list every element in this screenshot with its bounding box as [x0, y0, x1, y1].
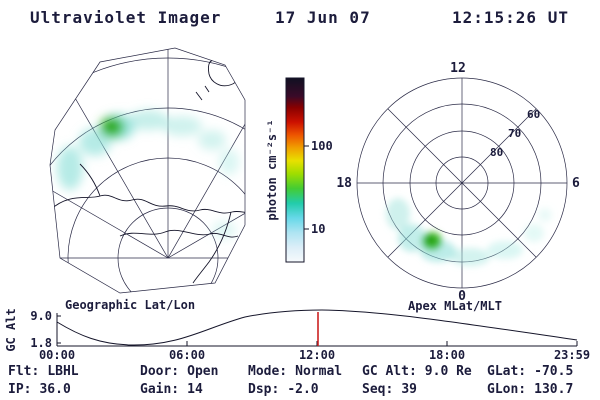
status-glat-label: GLat:: [487, 364, 526, 379]
apex-panel-caption: Apex MLat/MLT: [408, 299, 502, 313]
colorbar-units-label: photon cm⁻²s⁻¹: [265, 119, 279, 220]
status-glon-label: GLon:: [487, 382, 526, 397]
status-gain-label: Gain:: [140, 382, 179, 397]
status-door: Door: Open: [140, 364, 218, 379]
status-seq-label: Seq:: [362, 382, 393, 397]
apex-clock-12: 12: [450, 61, 466, 76]
colorbar-tick-label-10: 10: [311, 222, 325, 236]
status-gain-value: 14: [187, 382, 203, 397]
status-mode-value: Normal: [295, 364, 342, 379]
status-readout: Flt: LBHL Door: Open Mode: Normal GC Alt: 9.…: [8, 364, 573, 397]
status-ip: IP: 36.0: [8, 382, 71, 397]
colorbar: 100 10 photon cm⁻²s⁻¹: [265, 77, 333, 263]
timeline-y-label: GC Alt: [4, 308, 18, 351]
app-title: Ultraviolet Imager: [30, 8, 221, 27]
apex-clock-0: 0: [458, 289, 466, 304]
status-ip-value: 36.0: [39, 382, 70, 397]
status-glat: GLat: -70.5: [487, 364, 573, 379]
status-flt: Flt: LBHL: [8, 364, 79, 379]
aurora-geo: [57, 110, 239, 239]
status-glat-value: -70.5: [534, 364, 573, 379]
status-glon: GLon: 130.7: [487, 382, 573, 397]
apex-clock-18: 18: [336, 176, 352, 191]
apex-ring-label-80: 80: [490, 146, 503, 159]
status-gcalt-label: GC Alt:: [362, 364, 417, 379]
timeline-xtick-label-1800: 18:00: [429, 348, 465, 362]
timeline-xtick-label-0000: 00:00: [39, 348, 75, 362]
status-seq: Seq: 39: [362, 382, 417, 397]
map-boundary: [49, 47, 246, 294]
time-text: 12:15:26 UT: [452, 8, 569, 27]
status-gcalt: GC Alt: 9.0 Re: [362, 364, 472, 379]
timeline-ytick-label-1.8: 1.8: [30, 336, 52, 350]
timeline-plot: GC Alt 9.0 1.8 00:00 06:00 12:00 18:00 2…: [4, 308, 590, 362]
apex-ring-label-60: 60: [527, 108, 540, 121]
colorbar-gradient: [285, 77, 305, 263]
timeline-xtick-label-2359: 23:59: [554, 348, 590, 362]
date-text: 17 Jun 07: [275, 8, 371, 27]
status-door-value: Open: [187, 364, 218, 379]
status-gain: Gain: 14: [140, 382, 203, 397]
apex-clock-6: 6: [572, 176, 580, 191]
apex-ring-label-70: 70: [508, 127, 521, 140]
timeline-ytick-label-9: 9.0: [30, 309, 52, 323]
gc-alt-curve: [56, 309, 578, 346]
timeline-xtick-label-1200: 12:00: [299, 348, 335, 362]
status-mode: Mode: Normal: [248, 364, 342, 379]
status-door-label: Door:: [140, 364, 179, 379]
geographic-map-panel: [49, 47, 246, 294]
status-dsp: Dsp: -2.0: [248, 382, 319, 397]
apex-polar-panel: 12 18 6 0 60 70 80: [336, 61, 580, 304]
status-seq-value: 39: [401, 382, 417, 397]
status-ip-label: IP:: [8, 382, 31, 397]
geo-panel-caption: Geographic Lat/Lon: [65, 298, 195, 312]
status-flt-value: LBHL: [47, 364, 78, 379]
status-dsp-label: Dsp:: [248, 382, 279, 397]
timeline-xtick-label-0600: 06:00: [169, 348, 205, 362]
colorbar-tick-label-100: 100: [311, 139, 333, 153]
status-gcalt-value: 9.0 Re: [425, 364, 472, 379]
status-dsp-value: -2.0: [287, 382, 318, 397]
status-mode-label: Mode:: [248, 364, 287, 379]
status-flt-label: Flt:: [8, 364, 39, 379]
aurora-apex: [386, 198, 552, 266]
status-glon-value: 130.7: [534, 382, 573, 397]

++++

> _GIVEN EXERCISE_
Return every item above line for line without any change, and leave the pictures out of your answer.

> _RESPONSE TO THIS EXERCISE_
list every element in this screenshot with its bounding box as [x0, y0, x1, y1].
status-glat-label: GLat:: [487, 364, 526, 379]
apex-panel-caption: Apex MLat/MLT: [408, 299, 502, 313]
colorbar-units-label: photon cm⁻²s⁻¹: [265, 119, 279, 220]
status-glon-label: GLon:: [487, 382, 526, 397]
status-gain-label: Gain:: [140, 382, 179, 397]
status-door: Door: Open: [140, 364, 218, 379]
status-seq-label: Seq:: [362, 382, 393, 397]
apex-clock-12: 12: [450, 61, 466, 76]
colorbar-tick-label-10: 10: [311, 222, 325, 236]
status-gain-value: 14: [187, 382, 203, 397]
status-mode-value: Normal: [295, 364, 342, 379]
status-readout: Flt: LBHL Door: Open Mode: Normal GC Alt: 9.…: [8, 364, 573, 397]
status-ip: IP: 36.0: [8, 382, 71, 397]
colorbar: 100 10 photon cm⁻²s⁻¹: [265, 77, 333, 263]
timeline-y-label: GC Alt: [4, 308, 18, 351]
app-title: Ultraviolet Imager: [30, 8, 221, 27]
apex-clock-0: 0: [458, 289, 466, 304]
status-ip-value: 36.0: [39, 382, 70, 397]
status-glat: GLat: -70.5: [487, 364, 573, 379]
status-flt: Flt: LBHL: [8, 364, 79, 379]
aurora-geo: [57, 110, 239, 239]
status-glat-value: -70.5: [534, 364, 573, 379]
status-glon: GLon: 130.7: [487, 382, 573, 397]
apex-clock-18: 18: [336, 176, 352, 191]
apex-ring-label-80: 80: [490, 146, 503, 159]
status-gcalt-label: GC Alt:: [362, 364, 417, 379]
timeline-xtick-label-1800: 18:00: [429, 348, 465, 362]
timeline-xtick-label-0000: 00:00: [39, 348, 75, 362]
status-seq: Seq: 39: [362, 382, 417, 397]
map-boundary: [49, 47, 246, 294]
time-text: 12:15:26 UT: [452, 8, 569, 27]
status-gcalt: GC Alt: 9.0 Re: [362, 364, 472, 379]
timeline-ytick-label-1.8: 1.8: [30, 336, 52, 350]
timeline-plot: GC Alt 9.0 1.8 00:00 06:00 12:00 18:00 2…: [4, 308, 590, 362]
apex-ring-label-60: 60: [527, 108, 540, 121]
colorbar-gradient: [285, 77, 305, 263]
timeline-xtick-label-2359: 23:59: [554, 348, 590, 362]
date-text: 17 Jun 07: [275, 8, 371, 27]
status-door-value: Open: [187, 364, 218, 379]
status-gain: Gain: 14: [140, 382, 203, 397]
apex-clock-6: 6: [572, 176, 580, 191]
apex-ring-label-70: 70: [508, 127, 521, 140]
timeline-ytick-label-9: 9.0: [30, 309, 52, 323]
gc-alt-curve: [56, 309, 578, 346]
timeline-xtick-label-1200: 12:00: [299, 348, 335, 362]
status-mode: Mode: Normal: [248, 364, 342, 379]
status-door-label: Door:: [140, 364, 179, 379]
geographic-map-panel: [49, 47, 246, 294]
status-dsp: Dsp: -2.0: [248, 382, 319, 397]
apex-polar-panel: 12 18 6 0 60 70 80: [336, 61, 580, 304]
status-seq-value: 39: [401, 382, 417, 397]
status-ip-label: IP:: [8, 382, 31, 397]
geo-panel-caption: Geographic Lat/Lon: [65, 298, 195, 312]
status-flt-value: LBHL: [47, 364, 78, 379]
status-dsp-label: Dsp:: [248, 382, 279, 397]
timeline-xtick-label-0600: 06:00: [169, 348, 205, 362]
colorbar-tick-label-100: 100: [311, 139, 333, 153]
status-gcalt-value: 9.0 Re: [425, 364, 472, 379]
status-dsp-value: -2.0: [287, 382, 318, 397]
status-mode-label: Mode:: [248, 364, 287, 379]
status-flt-label: Flt:: [8, 364, 39, 379]
aurora-apex: [386, 198, 552, 266]
status-glon-value: 130.7: [534, 382, 573, 397]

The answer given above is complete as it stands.